* DIRECTION: Reproduce the records below exactly as they appear.
--- START OF LISTING ---
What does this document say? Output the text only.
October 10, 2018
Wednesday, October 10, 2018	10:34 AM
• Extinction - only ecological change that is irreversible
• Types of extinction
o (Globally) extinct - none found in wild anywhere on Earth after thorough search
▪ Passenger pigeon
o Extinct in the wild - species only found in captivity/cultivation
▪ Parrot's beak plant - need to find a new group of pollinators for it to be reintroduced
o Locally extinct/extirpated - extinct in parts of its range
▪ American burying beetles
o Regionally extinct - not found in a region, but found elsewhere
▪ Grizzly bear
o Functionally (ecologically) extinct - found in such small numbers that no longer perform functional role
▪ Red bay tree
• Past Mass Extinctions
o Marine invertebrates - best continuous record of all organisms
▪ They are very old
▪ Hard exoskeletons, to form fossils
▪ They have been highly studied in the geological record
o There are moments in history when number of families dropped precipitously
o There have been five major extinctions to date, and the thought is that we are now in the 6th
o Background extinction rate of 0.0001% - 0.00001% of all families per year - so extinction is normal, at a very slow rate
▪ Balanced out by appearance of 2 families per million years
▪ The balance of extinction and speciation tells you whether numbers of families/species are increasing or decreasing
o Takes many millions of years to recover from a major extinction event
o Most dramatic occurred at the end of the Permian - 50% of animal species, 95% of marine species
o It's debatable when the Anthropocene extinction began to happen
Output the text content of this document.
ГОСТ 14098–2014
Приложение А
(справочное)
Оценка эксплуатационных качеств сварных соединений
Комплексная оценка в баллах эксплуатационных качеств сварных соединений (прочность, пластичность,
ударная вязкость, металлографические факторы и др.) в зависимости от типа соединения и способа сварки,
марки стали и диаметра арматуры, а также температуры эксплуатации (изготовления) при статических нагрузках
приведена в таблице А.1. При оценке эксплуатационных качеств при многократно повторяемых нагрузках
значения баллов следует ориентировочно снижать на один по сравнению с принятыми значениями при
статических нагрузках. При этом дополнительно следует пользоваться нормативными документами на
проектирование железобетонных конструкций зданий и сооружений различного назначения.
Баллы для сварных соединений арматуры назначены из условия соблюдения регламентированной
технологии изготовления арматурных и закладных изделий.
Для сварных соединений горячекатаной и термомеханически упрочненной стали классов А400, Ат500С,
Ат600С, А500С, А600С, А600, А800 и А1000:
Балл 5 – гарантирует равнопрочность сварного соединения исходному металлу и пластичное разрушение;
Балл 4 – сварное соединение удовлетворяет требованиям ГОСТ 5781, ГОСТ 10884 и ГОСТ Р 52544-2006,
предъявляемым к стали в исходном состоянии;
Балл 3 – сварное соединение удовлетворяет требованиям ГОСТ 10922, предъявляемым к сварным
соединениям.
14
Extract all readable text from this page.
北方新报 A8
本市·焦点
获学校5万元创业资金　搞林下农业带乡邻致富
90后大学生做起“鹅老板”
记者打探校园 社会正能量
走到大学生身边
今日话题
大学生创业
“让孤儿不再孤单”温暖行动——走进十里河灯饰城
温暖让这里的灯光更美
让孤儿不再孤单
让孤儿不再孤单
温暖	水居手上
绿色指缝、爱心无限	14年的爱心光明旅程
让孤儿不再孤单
--- END OF LISTING ---
* FINAL RESULT:
What does this document say? Output the text only.
October 10, 2018
Wednesday, October 10, 2018	10:34 AM
• Extinction - only ecological change that is irreversible
• Types of extinction
o (Globally) extinct - none found in wild anywhere on Earth after thorough search
▪ Passenger pigeon
o Extinct in the wild - species only found in captivity/cultivation
▪ Parrot's beak plant - need to find a new group of pollinators for it to be reintroduced
o Locally extinct/extirpated - extinct in parts of its range
▪ American burying beetles
o Regionally extinct - not found in a region, but found elsewhere
▪ Grizzly bear
o Functionally (ecologically) extinct - found in such small numbers that no longer perform functional role
▪ Red bay tree
• Past Mass Extinctions
o Marine invertebrates - best continuous record of all organisms
▪ They are very old
▪ Hard exoskeletons, to form fossils
▪ They have been highly studied in the geological record
o There are moments in history when number of families dropped precipitously
o There have been five major extinctions to date, and the thought is that we are now in the 6th
o Background extinction rate of 0.0001% - 0.00001% of all families per year - so extinction is normal, at a very slow rate
▪ Balanced out by appearance of 2 families per million years
▪ The balance of extinction and speciation tells you whether numbers of families/species are increasing or decreasing
o Takes many millions of years to recover from a major extinction event
o Most dramatic occurred at the end of the Permian - 50% of animal species, 95% of marine species
o It's debatable when the Anthropocene extinction began to happen
Output the text content of this document.
ГОСТ 14098–2014
Приложение А
(справочное)
Оценка эксплуатационных качеств сварных соединений
Комплексная оценка в баллах эксплуатационных качеств сварных соединений (прочность, пластичность,
ударная вязкость, металлографические факторы и др.) в зависимости от типа соединения и способа сварки,
марки стали и диаметра арматуры, а также температуры эксплуатации (изготовления) при статических нагрузках
приведена в таблице А.1. При оценке эксплуатационных качеств при многократно повторяемых нагрузках
значения баллов следует ориентировочно снижать на один по сравнению с принятыми значениями при
статических нагрузках. При этом дополнительно следует пользоваться нормативными документами на
проектирование железобетонных конструкций зданий и сооружений различного назначения.
Баллы для сварных соединений арматуры назначены из условия соблюдения регламентированной
технологии изготовления арматурных и закладных изделий.
Для сварных соединений горячекатаной и термомеханически упрочненной стали классов А400, Ат500С,
Ат600С, А500С, А600С, А600, А800 и А1000:
Балл 5 – гарантирует равнопрочность сварного соединения исходному металлу и пластичное разрушение;
Балл 4 – сварное соединение удовлетворяет требованиям ГОСТ 5781, ГОСТ 10884 и ГОСТ Р 52544-2006,
предъявляемым к стали в исходном состоянии;
Балл 3 – сварное соединение удовлетворяет требованиям ГОСТ 10922, предъявляемым к сварным
соединениям.
14
Extract all readable text from this page.
北方新报 A8
本市·焦点
获学校5万元创业资金　搞林下农业带乡邻致富
90后大学生做起“鹅老板”
记者打探校园 社会正能量
走到大学生身边
今日话题
大学生创业
“让孤儿不再孤单”温暖行动——走进十里河灯饰城
温暖让这里的灯光更美
让孤儿不再孤单
让孤儿不再孤单
温暖	水居手上
绿色指缝、爱心无限	14年的爱心光明旅程
让孤儿不再孤单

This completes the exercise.